Monday, 25 May 2015

National Track Champs 1985


Apart from the first time I ran at the nationals as a junior, I had only ever run a single event at the National Athletics Champs and that was the 1500m. However I'd come to realise that I perhaps didn't have the speed for the 1500 and being Wellington champion over 5000m for the last three years I decided to give that distace a crack at the nationals. The 5000m was held on the Friday so I still had a backup over the 1500 if things didn't go so well.
The trouble with running a 5000m for a 1500 runner is that the pace at the beginning seems quite easy, after all you have become used to running laps in around 60 seconds, so 67 seems a doddle. However running at that pace for twelve and a half laps saps your energy and will power. So a 1500m runner begins to doubt his abilities at around four laps to go and it becomes worse at three.
And so it was for me in this race. I had contemplated running it in bare feet as the track in Dunedin was quite soft but decided to go conventional. I found it easy keeping up with the pace over the initial stages but gradually got more and more weary until I had to let the leading trio go. Although I rallied at the end and came home with a good finish, I failed to get up to third by a couple of seconds. The fourth placing remains my best performance at a Nationals (outside mountain running).


I really had no idea as to how my legs would stand up to running a hard 5000m then trying to run a decent 1500 the next day but as it was they coped fine.
1500m heat. Mike Gilchrist leads from Phil Clode and Me.

_Excerpted records:_
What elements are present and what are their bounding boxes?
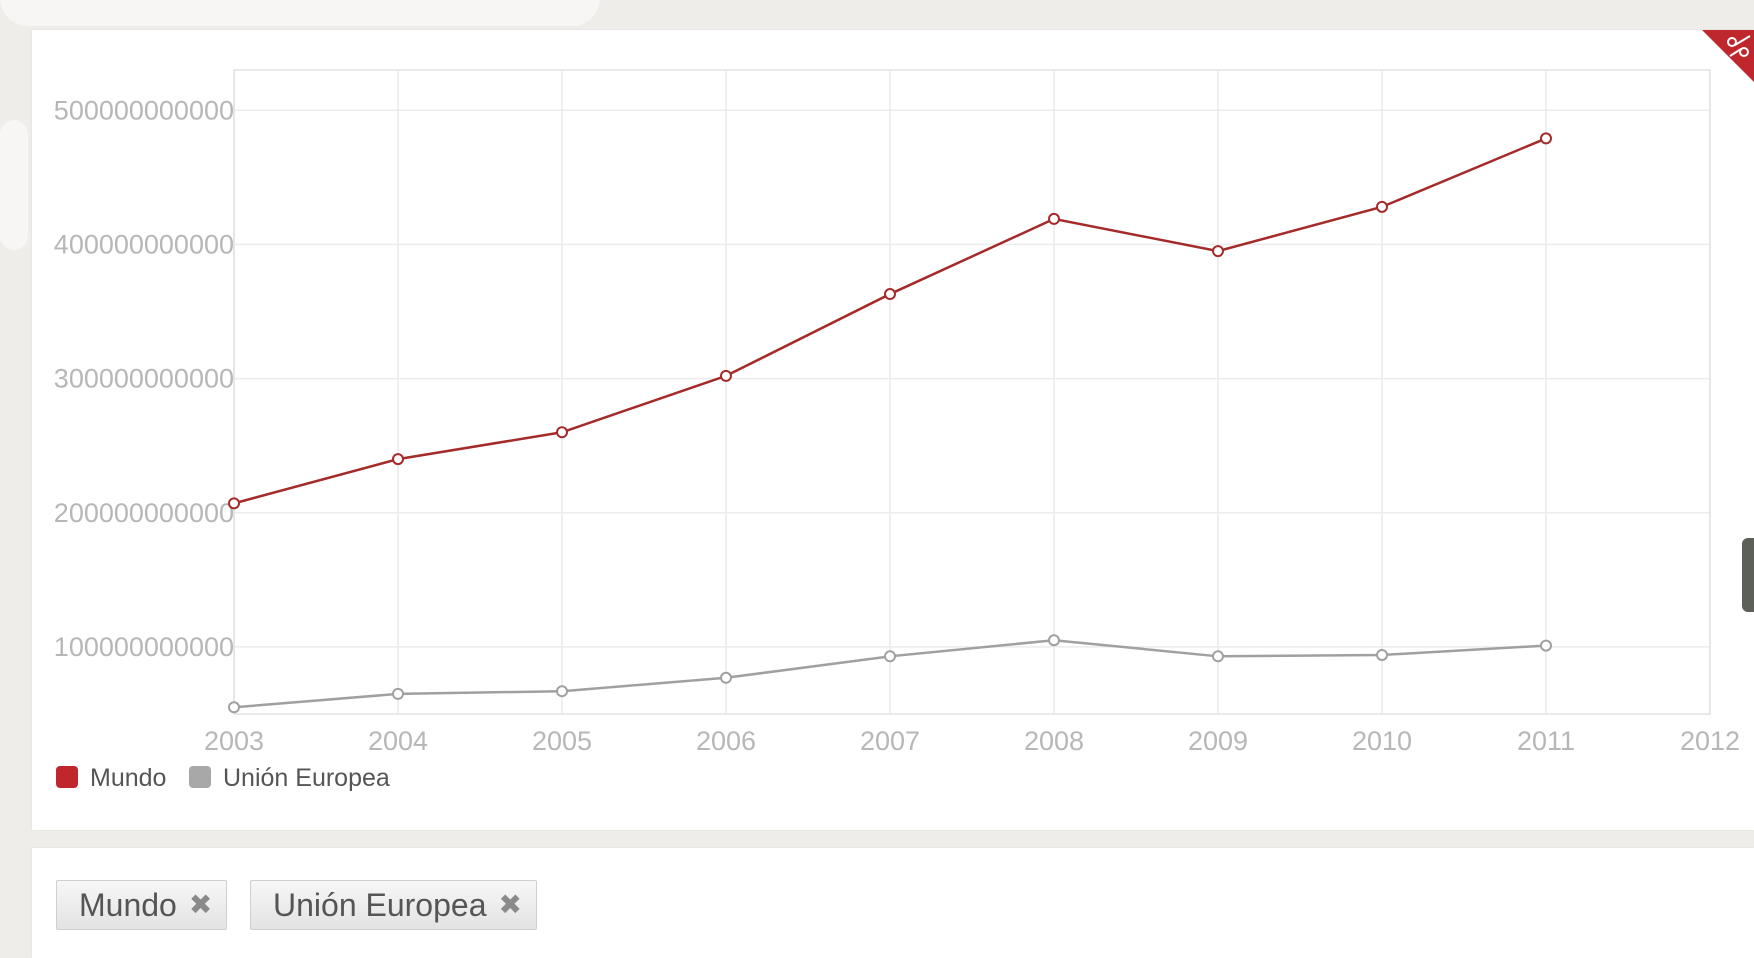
data-point — [1540, 639, 1552, 652]
data-point — [1048, 634, 1060, 647]
legend-label-mundo: Mundo — [90, 764, 166, 792]
x-tick-label: 2011 — [1517, 726, 1575, 756]
legend-swatch-uni-n-europea — [189, 766, 211, 788]
y-tick-label: 100000000000 — [54, 632, 234, 662]
data-point — [884, 650, 896, 663]
x-tick-label: 2007 — [860, 726, 920, 756]
x-tick-label: 2003 — [204, 726, 264, 756]
background-shape — [0, 120, 28, 250]
x-tick-label: 2012 — [1680, 726, 1740, 756]
y-tick-label: 200000000000 — [54, 498, 234, 528]
x-tick-label: 2009 — [1188, 726, 1248, 756]
legend: Mundo Unión Europea — [56, 764, 390, 792]
data-point — [720, 369, 732, 382]
y-tick-label: 500000000000 — [54, 95, 234, 125]
y-axis: 100000000000 200000000000 300000000000 4000… — [54, 95, 234, 662]
x-tick-label: 2010 — [1352, 726, 1412, 756]
close-icon[interactable]: ✖ — [498, 889, 522, 920]
x-tick-label: 2006 — [696, 726, 756, 756]
data-point — [1376, 648, 1388, 661]
plot-frame — [233, 69, 1711, 715]
y-tick-label: 300000000000 — [54, 364, 234, 394]
data-point — [1376, 200, 1388, 213]
data-point — [556, 685, 568, 698]
series-layer — [228, 132, 1552, 714]
close-icon[interactable]: ✖ — [188, 889, 213, 920]
series-mundo — [228, 132, 1552, 510]
data-point — [720, 671, 732, 684]
data-point — [556, 426, 568, 439]
x-axis: 2003 2004 2005 2006 2007 2008 2009 2010 2011 2012 — [204, 726, 1740, 756]
filter-tag-union-europea[interactable]: Unión Europea ✖ — [250, 880, 537, 930]
x-tick-label: 2004 — [368, 726, 428, 756]
data-point — [228, 497, 240, 510]
scissors-icon[interactable] — [1702, 30, 1754, 82]
side-panel-handle[interactable] — [1742, 538, 1754, 612]
x-tick-label: 2008 — [1024, 726, 1084, 756]
grid — [233, 70, 1711, 714]
chart-panel: 100000000000 200000000000 300000000000 4000… — [32, 30, 1754, 830]
series-uni-n-europea — [228, 634, 1552, 714]
legend-label-uni-n-europea: Unión Europea — [223, 764, 390, 792]
filter-tag-mundo[interactable]: Mundo ✖ — [56, 880, 228, 930]
data-point — [392, 453, 404, 466]
x-tick-label: 2005 — [532, 726, 592, 756]
data-point — [884, 288, 896, 301]
filter-tag-label: Mundo — [79, 886, 177, 923]
legend-swatch-mundo — [56, 766, 78, 788]
data-point — [228, 701, 240, 714]
data-point — [392, 687, 404, 700]
filter-tag-label: Unión Europea — [273, 886, 487, 923]
line-chart: 100000000000 200000000000 300000000000 4000… — [54, 69, 1740, 792]
background-shape — [0, 0, 600, 26]
data-point — [1048, 212, 1060, 225]
y-tick-label: 400000000000 — [54, 229, 234, 259]
filter-bar: Mundo ✖ Unión Europea ✖ — [32, 848, 1754, 958]
data-point — [1540, 132, 1552, 145]
data-point — [1212, 245, 1224, 258]
data-point — [1212, 650, 1224, 663]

_Goals:_
1. From the post on the 1985 National Track Champs, extract the passage between "And so it was" and "(outside mountain running).", inclusive.
2. Using the post on the 1985 National Track Champs, answer these:
(a) Over what distance had the writer been Wellington champion for the previous three years?
(b) On which day of the week was the 5000m held?
(c) What place did the writer finish in the 5000m?

_Worked answers:_
1.
And so it was for me in this race. I had contemplated running it in bare feet as the track in Dunedin was quite soft but decided to go conventional. I found it easy keeping up with the pace over the initial stages but gradually got more and more weary until I had to let the leading trio go. Although I rallied at the end and came home with a good finish, I failed to get up to third by a couple of seconds. The fourth placing remains my best performance at a Nationals (outside mountain running).

2.
(a) 5000m
(b) Friday
(c) Fourth